_Work to complete:_
Find and copy each line of the records where the string "page" shows up.

┌──

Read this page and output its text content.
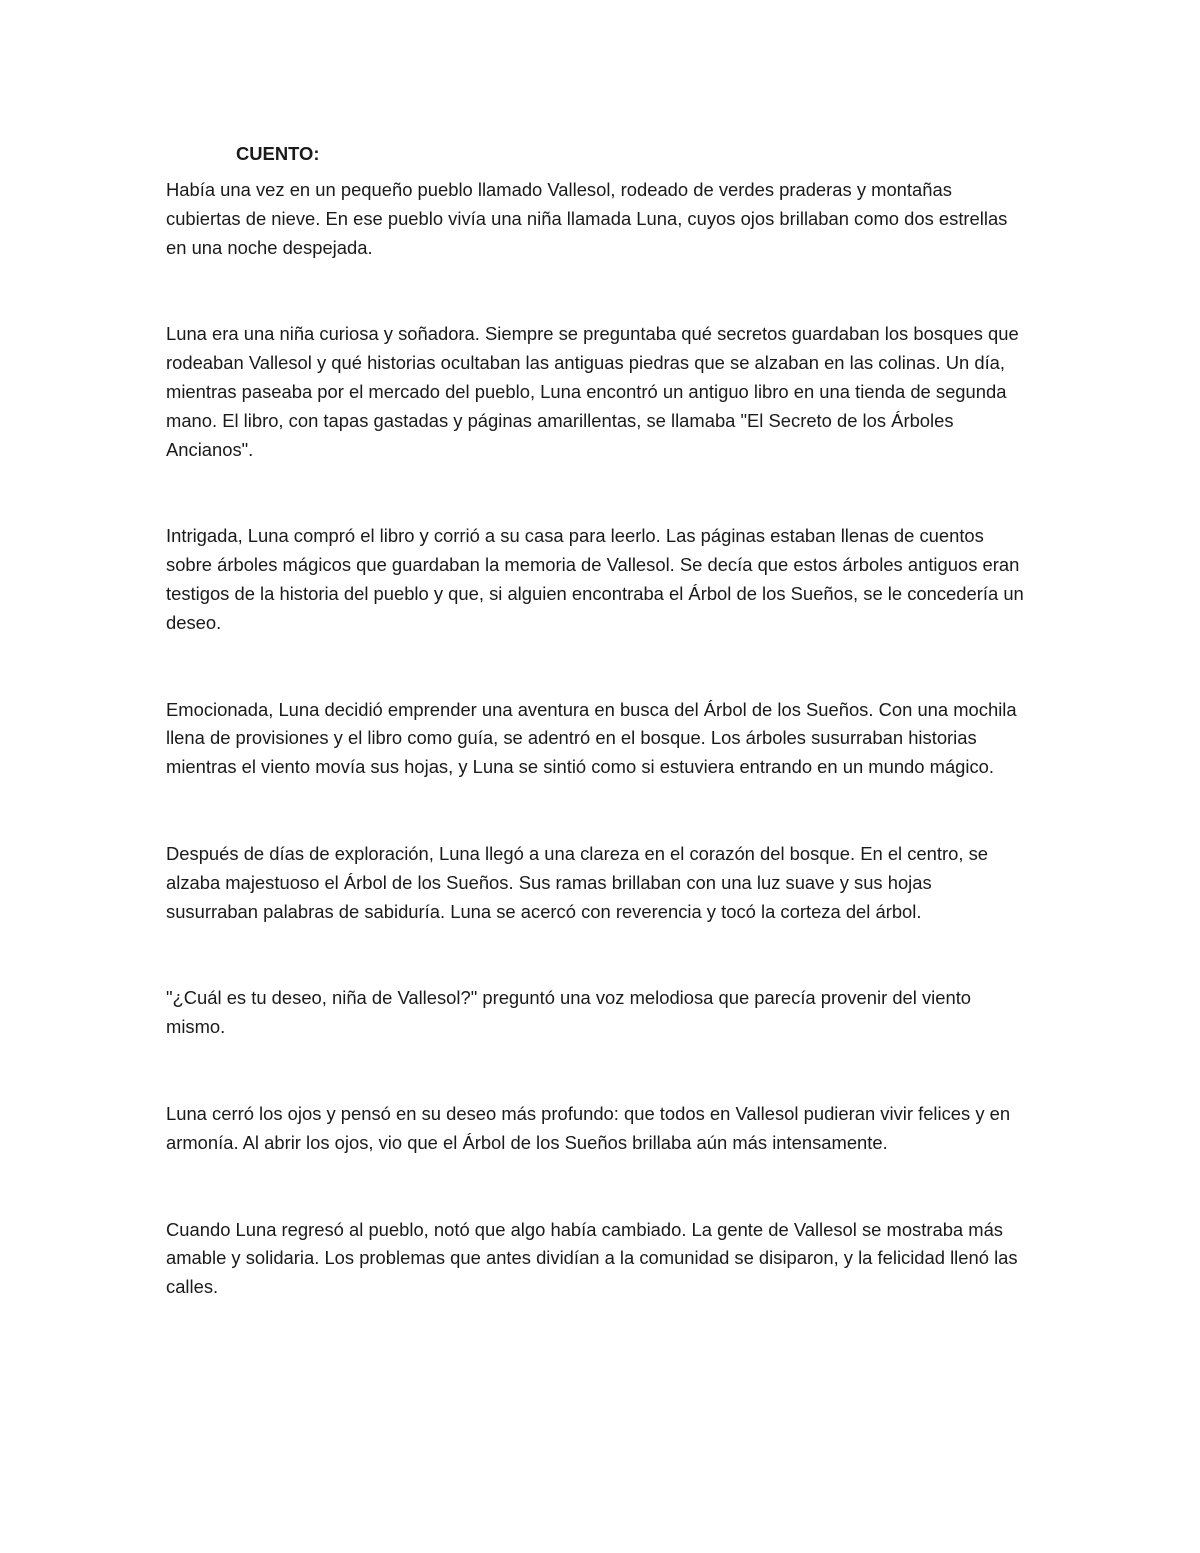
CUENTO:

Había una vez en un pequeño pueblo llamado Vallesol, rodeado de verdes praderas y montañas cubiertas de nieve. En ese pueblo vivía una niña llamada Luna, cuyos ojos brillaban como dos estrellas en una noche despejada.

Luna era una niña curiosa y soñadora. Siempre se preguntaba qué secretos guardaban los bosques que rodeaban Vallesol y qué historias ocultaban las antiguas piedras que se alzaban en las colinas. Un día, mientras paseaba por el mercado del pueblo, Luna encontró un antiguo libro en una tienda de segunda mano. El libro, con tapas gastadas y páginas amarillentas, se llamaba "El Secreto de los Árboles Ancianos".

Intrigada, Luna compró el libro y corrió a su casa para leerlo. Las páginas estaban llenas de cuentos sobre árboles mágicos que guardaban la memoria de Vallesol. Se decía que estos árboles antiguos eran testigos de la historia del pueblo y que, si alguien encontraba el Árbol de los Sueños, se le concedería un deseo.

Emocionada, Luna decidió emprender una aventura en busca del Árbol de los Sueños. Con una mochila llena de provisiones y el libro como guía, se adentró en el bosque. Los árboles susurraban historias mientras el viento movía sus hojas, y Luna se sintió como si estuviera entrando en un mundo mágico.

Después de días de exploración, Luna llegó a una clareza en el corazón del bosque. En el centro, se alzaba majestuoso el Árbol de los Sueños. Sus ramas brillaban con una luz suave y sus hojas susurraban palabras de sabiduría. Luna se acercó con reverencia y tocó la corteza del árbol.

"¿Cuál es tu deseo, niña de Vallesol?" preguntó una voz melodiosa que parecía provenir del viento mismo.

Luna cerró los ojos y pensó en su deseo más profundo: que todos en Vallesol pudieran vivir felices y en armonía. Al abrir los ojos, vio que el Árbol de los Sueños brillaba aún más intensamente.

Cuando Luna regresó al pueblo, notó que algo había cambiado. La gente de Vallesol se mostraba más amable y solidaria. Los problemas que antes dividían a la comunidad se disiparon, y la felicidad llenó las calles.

└──
┌──

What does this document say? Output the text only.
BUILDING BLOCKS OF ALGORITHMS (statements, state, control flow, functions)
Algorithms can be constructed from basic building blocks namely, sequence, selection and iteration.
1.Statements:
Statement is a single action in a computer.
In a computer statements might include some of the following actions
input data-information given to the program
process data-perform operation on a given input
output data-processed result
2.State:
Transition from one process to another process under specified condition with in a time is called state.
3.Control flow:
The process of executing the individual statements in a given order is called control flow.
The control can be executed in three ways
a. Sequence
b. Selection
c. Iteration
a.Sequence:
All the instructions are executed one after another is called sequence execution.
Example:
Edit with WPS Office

└──
┌──

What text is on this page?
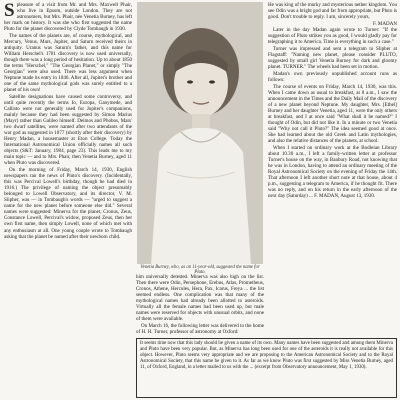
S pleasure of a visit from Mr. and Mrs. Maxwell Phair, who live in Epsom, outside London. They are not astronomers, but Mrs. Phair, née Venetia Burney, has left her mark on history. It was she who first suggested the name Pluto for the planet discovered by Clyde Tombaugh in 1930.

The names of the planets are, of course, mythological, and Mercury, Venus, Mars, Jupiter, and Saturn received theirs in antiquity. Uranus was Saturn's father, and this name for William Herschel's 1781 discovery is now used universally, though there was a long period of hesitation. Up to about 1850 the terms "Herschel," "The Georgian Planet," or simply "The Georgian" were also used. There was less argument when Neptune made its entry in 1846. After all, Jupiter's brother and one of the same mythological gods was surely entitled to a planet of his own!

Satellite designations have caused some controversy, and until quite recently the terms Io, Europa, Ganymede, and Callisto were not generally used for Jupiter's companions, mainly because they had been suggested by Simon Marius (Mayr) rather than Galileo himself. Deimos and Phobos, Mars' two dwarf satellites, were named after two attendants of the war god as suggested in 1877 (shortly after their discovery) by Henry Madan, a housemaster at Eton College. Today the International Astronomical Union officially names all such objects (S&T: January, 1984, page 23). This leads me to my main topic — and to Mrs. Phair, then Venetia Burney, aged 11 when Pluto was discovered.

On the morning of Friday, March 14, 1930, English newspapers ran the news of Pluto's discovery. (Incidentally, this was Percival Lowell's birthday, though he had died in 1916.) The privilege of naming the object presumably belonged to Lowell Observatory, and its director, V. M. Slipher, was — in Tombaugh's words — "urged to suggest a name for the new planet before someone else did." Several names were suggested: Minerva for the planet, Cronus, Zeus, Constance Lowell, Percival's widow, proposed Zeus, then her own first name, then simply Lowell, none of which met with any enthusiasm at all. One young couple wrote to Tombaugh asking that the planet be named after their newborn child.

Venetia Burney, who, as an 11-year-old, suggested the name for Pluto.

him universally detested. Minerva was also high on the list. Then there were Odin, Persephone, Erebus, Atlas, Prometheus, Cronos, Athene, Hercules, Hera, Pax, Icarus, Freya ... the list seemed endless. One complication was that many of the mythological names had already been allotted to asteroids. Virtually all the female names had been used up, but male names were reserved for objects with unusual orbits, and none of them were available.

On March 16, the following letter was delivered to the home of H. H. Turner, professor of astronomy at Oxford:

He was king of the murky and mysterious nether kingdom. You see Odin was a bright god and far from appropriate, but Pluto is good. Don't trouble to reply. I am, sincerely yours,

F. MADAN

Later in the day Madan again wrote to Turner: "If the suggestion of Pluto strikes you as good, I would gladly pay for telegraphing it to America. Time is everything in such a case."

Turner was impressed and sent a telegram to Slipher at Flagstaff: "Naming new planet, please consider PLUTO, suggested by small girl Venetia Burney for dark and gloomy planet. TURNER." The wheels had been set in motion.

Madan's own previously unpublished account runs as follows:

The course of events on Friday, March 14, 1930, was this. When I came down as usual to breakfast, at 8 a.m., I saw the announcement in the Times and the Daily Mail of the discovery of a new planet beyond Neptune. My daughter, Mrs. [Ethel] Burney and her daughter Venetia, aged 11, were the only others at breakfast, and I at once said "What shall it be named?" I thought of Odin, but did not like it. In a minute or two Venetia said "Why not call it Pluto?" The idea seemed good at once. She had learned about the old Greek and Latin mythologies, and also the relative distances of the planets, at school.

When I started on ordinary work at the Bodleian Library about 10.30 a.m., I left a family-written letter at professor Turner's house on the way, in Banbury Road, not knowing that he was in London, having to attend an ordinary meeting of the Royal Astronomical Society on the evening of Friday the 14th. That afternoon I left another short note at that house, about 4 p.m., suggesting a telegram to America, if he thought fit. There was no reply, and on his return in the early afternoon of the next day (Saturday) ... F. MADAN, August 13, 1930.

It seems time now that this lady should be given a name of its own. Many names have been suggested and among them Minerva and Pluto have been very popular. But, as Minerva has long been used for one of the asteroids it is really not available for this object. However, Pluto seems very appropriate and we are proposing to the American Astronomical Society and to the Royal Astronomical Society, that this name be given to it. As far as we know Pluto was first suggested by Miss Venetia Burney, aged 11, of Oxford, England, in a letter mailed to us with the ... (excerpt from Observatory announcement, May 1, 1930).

└──

_Complete answer:_
Read this page and output its text content.
What text is on this page?
Satellite designations have caused some controversy, and until quite recently the terms Io, Europa, Ganymede, and Callisto were not generally used for Jupiter's companions, mainly because they had been suggested by Simon Marius (Mayr) rather than Galileo himself. Deimos and Phobos, Mars' two dwarf satellites, were named after two attendants of the war god as suggested in 1877 (shortly after their discovery) by Henry Madan, a housemaster at Eton College. Today the International Astronomical Union officially names all such objects (S&T: January, 1984, page 23). This leads me to my main topic — and to Mrs. Phair, then Venetia Burney, aged 11 when Pluto was discovered.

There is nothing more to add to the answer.